■ **Written request**:
Select from the records below every line that has the word "Firepower" in it.

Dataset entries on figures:
---+---

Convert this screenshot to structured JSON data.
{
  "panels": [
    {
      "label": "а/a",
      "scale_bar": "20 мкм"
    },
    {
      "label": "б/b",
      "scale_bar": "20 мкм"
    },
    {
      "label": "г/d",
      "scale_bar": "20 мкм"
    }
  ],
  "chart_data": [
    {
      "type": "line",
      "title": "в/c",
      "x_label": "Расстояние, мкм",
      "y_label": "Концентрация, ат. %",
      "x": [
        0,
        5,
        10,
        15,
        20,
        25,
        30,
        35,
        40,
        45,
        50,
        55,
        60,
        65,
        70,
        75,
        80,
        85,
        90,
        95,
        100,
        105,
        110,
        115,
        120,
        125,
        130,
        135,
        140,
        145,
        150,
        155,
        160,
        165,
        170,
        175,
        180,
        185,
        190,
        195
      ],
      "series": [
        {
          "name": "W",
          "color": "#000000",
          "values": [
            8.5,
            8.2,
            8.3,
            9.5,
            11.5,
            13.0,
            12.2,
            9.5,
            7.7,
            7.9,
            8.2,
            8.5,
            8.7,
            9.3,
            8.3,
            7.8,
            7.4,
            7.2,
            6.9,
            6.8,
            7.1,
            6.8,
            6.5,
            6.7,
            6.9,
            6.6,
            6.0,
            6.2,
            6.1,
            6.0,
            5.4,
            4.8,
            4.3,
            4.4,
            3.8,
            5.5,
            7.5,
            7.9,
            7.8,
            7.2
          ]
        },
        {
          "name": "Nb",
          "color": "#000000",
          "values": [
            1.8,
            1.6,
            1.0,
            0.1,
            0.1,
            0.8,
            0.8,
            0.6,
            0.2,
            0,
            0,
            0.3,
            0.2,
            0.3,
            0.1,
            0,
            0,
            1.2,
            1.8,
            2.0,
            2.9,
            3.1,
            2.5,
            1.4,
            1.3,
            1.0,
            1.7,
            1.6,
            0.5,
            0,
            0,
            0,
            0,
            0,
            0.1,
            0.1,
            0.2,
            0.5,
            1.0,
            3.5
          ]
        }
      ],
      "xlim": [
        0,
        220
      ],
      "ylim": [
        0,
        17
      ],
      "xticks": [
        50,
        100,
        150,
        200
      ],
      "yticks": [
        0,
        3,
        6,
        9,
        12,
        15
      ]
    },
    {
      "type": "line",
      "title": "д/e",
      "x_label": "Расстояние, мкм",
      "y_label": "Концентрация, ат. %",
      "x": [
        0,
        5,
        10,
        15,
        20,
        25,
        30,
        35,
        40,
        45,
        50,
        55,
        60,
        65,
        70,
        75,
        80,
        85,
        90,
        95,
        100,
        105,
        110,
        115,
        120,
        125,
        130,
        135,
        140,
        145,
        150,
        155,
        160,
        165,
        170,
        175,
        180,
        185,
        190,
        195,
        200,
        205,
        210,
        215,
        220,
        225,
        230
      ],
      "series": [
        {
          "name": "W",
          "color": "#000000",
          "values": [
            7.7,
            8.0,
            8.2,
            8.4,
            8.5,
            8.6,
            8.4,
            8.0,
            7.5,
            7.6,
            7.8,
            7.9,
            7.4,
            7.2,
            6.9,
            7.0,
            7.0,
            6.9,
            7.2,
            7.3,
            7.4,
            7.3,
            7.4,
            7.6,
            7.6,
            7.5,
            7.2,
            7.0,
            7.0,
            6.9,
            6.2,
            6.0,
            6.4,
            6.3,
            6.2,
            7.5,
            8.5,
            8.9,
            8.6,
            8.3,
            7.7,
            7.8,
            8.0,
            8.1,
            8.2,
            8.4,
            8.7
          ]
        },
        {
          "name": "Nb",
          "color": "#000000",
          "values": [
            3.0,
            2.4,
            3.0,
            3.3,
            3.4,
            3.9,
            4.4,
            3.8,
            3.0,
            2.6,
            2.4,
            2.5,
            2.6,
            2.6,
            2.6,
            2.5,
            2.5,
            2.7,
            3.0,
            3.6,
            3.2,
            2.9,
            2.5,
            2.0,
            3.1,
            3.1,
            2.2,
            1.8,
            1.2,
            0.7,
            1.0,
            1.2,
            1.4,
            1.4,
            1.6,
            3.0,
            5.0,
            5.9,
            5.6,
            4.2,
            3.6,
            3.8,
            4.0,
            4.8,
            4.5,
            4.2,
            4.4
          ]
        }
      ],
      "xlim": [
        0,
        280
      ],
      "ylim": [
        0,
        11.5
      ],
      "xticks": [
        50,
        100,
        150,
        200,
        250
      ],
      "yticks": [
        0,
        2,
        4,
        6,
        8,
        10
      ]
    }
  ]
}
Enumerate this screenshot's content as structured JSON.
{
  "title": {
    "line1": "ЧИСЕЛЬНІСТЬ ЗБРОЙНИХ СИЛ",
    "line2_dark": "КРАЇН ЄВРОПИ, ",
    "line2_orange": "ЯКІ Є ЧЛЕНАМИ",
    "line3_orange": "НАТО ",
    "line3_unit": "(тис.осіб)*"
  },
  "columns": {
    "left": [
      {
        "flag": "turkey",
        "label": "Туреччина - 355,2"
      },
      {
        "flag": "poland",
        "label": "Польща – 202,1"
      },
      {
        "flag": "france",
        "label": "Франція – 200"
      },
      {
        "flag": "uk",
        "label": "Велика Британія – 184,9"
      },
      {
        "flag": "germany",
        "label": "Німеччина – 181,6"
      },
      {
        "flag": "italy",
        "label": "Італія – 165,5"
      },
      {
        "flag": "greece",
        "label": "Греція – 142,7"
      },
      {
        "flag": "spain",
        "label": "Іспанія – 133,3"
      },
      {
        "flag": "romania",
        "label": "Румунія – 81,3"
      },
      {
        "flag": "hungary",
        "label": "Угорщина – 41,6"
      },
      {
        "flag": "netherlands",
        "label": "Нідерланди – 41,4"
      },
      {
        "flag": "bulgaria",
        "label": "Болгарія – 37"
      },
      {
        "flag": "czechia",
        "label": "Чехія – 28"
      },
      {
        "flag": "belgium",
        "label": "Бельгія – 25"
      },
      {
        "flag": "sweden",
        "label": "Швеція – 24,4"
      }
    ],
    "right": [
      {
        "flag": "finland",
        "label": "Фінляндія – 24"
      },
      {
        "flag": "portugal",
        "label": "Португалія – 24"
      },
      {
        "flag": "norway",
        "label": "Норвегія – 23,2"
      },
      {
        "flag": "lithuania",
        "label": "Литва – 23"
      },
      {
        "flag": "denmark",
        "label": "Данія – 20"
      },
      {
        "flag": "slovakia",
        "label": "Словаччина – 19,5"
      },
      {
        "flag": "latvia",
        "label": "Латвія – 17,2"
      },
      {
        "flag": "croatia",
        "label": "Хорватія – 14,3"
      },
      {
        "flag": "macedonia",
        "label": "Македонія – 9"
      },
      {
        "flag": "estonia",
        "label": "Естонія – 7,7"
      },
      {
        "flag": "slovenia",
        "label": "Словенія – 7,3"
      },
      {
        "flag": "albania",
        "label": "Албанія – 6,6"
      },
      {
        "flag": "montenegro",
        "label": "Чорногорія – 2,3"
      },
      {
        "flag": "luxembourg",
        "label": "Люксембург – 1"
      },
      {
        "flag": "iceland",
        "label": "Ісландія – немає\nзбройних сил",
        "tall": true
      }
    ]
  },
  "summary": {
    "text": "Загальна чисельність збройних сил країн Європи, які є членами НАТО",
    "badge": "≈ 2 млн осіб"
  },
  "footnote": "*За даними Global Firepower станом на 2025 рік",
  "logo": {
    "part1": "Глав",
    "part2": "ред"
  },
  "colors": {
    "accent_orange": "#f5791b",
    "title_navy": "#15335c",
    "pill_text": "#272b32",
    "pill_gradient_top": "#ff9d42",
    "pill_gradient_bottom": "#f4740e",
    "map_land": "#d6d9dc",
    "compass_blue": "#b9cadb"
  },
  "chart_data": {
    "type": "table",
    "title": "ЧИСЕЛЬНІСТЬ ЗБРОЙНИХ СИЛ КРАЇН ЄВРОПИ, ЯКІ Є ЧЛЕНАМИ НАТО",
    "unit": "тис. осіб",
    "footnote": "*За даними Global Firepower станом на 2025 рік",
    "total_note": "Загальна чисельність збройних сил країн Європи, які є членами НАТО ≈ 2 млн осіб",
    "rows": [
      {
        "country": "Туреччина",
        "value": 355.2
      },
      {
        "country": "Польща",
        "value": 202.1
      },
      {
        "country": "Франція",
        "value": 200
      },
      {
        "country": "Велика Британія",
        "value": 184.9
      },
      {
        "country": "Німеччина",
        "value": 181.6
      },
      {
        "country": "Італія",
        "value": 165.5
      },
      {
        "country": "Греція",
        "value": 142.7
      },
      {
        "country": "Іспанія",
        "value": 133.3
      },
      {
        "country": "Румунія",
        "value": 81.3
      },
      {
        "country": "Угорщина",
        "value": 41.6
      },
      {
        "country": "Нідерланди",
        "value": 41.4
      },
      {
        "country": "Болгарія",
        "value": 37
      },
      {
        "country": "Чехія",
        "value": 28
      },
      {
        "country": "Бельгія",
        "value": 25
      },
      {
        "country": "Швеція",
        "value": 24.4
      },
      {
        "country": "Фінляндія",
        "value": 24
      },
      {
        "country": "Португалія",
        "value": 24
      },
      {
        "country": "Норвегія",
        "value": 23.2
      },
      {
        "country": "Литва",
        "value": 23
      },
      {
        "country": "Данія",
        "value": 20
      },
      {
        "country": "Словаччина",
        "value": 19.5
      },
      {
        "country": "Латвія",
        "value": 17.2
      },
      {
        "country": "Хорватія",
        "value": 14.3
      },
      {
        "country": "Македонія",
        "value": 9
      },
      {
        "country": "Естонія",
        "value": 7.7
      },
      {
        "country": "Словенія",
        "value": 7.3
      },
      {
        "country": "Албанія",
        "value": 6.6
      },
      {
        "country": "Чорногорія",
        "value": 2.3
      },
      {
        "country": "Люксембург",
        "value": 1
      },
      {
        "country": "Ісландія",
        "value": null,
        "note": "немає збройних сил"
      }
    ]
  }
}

---+---

■ **Right answer**:
  "footnote": "*За даними Global Firepower станом на 2025 рік",
    "footnote": "*За даними Global Firepower станом на 2025 рік",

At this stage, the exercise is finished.